=== Extracted information ===

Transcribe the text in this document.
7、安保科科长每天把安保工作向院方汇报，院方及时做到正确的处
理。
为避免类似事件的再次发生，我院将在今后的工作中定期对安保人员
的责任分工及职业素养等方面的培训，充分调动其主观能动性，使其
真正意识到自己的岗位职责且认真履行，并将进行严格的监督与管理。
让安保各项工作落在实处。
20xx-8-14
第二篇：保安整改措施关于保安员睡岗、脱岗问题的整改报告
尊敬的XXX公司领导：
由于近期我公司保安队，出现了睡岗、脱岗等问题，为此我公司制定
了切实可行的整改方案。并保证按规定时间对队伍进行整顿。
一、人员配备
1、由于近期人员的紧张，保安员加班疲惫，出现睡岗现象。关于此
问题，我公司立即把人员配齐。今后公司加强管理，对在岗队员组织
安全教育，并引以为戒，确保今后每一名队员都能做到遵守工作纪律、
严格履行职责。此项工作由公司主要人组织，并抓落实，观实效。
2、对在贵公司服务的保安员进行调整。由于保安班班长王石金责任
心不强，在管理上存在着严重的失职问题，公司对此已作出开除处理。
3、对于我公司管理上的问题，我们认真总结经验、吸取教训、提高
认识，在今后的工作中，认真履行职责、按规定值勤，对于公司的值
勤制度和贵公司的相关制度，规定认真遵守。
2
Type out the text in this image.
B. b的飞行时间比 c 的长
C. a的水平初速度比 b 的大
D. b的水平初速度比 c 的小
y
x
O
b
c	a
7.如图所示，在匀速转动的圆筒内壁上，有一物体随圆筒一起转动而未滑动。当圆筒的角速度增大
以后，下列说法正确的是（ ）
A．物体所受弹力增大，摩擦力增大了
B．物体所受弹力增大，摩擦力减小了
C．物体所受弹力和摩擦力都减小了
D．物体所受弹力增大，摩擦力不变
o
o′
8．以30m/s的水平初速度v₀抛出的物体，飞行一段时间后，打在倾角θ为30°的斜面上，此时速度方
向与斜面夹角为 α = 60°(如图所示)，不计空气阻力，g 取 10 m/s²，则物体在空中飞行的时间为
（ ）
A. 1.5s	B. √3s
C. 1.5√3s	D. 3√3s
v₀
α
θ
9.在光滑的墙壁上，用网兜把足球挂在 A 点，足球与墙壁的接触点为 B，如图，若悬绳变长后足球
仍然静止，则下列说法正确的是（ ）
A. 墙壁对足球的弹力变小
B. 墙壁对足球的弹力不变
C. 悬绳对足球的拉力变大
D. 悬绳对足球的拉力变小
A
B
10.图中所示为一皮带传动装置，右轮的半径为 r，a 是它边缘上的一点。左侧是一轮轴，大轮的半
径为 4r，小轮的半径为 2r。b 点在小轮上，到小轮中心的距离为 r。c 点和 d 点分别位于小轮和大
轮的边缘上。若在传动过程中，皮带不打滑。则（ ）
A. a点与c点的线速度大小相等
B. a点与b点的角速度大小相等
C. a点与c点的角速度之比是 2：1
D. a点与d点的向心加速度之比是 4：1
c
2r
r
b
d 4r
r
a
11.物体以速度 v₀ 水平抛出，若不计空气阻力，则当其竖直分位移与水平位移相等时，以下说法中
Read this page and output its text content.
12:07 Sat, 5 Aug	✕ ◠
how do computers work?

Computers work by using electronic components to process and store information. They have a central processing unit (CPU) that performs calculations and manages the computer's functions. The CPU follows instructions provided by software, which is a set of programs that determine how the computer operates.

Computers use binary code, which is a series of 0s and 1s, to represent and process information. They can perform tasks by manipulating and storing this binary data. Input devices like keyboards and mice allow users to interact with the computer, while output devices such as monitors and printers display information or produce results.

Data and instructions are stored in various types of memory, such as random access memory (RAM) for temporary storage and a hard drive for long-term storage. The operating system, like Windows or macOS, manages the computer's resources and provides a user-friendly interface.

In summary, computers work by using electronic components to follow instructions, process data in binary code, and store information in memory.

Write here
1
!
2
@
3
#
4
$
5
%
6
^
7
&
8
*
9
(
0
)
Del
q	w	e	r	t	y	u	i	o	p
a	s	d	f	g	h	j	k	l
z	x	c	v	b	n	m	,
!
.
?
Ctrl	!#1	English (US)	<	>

===

#### [What to produce]
Identify the lines above that contain the word "this", then copy them.

#### [Result below]
Transcribe the text in this document.
Type out the text in this image.
Read this page and output its text content.
Computers use binary code, which is a series of 0s and 1s, to represent and process information. They can perform tasks by manipulating and storing this binary data. Input devices like keyboards and mice allow users to interact with the computer, while output devices such as monitors and printers display information or produce results.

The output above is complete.